#### [Short task]
Find the lines of data that contain the string "this", then list them.

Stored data
====

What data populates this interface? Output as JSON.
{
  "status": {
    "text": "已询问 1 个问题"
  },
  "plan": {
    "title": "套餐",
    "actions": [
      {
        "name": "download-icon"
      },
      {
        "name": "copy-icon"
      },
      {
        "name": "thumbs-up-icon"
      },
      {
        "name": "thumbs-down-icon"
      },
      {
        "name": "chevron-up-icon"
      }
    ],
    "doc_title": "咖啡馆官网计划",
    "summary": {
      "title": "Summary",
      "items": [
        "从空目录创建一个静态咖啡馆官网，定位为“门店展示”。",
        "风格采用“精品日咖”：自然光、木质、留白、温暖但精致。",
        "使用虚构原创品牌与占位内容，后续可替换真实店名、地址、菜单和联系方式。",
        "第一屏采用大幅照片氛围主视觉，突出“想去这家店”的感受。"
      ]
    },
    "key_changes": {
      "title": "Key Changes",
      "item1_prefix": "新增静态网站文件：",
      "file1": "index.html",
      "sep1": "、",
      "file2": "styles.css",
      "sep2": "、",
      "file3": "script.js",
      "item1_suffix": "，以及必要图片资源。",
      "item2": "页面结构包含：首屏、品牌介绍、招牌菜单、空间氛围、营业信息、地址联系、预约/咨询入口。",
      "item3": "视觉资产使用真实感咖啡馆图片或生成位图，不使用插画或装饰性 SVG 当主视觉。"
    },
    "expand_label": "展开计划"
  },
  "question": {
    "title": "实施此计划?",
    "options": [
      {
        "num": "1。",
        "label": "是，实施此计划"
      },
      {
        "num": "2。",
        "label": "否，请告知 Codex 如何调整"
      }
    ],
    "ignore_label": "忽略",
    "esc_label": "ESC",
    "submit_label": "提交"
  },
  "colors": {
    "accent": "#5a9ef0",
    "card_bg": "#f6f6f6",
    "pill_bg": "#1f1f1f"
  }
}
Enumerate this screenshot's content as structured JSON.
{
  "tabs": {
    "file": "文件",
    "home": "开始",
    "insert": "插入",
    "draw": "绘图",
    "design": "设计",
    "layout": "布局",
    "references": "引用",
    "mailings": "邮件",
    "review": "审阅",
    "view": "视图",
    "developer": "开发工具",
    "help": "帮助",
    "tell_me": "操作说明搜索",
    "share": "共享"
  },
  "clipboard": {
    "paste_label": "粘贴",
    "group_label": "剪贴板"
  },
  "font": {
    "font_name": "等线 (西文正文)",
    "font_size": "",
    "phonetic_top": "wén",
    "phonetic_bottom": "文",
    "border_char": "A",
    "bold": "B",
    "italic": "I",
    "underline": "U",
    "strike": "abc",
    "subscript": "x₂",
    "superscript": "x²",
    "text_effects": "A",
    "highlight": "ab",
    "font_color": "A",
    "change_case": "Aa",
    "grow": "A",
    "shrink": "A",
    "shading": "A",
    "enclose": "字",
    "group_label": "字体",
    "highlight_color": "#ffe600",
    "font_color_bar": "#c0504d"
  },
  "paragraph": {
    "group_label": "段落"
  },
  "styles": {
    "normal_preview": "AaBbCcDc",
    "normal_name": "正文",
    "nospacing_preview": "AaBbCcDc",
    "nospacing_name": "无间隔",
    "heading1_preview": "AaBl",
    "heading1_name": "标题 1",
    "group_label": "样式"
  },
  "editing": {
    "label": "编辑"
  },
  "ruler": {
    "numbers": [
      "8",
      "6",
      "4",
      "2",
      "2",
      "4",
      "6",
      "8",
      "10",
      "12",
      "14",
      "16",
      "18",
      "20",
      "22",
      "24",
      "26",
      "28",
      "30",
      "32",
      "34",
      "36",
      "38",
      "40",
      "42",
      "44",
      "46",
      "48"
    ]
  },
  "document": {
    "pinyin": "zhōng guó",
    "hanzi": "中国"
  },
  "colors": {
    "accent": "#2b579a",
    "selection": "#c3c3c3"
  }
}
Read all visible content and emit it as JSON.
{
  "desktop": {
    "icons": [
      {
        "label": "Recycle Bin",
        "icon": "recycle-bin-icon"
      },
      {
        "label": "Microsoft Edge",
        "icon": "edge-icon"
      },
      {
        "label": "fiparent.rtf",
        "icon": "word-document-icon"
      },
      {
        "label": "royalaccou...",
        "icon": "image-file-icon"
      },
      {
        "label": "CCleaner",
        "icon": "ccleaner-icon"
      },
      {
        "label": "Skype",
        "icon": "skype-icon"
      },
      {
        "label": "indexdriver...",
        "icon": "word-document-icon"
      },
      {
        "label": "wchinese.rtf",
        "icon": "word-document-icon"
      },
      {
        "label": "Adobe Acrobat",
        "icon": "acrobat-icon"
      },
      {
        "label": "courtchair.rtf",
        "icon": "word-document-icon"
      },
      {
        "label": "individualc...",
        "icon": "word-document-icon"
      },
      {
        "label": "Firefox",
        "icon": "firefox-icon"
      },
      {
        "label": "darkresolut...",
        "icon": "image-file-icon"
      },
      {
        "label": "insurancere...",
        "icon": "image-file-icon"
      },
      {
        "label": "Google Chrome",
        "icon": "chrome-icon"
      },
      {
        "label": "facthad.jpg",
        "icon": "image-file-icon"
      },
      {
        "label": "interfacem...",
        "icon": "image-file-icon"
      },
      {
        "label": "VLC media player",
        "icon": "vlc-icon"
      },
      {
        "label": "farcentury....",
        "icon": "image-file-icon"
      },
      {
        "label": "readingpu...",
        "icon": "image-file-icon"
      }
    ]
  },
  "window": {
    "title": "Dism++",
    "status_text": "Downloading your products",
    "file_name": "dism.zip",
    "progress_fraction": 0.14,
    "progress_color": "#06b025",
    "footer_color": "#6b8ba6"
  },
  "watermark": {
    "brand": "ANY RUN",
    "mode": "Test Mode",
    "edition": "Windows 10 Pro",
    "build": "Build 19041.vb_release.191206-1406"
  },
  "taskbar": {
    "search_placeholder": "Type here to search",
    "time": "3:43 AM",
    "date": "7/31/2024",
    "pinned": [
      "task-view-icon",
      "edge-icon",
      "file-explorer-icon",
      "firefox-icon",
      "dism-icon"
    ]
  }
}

====

#### [Response to the exercise]
What data populates this interface? Output as JSON.
Enumerate this screenshot's content as structured JSON.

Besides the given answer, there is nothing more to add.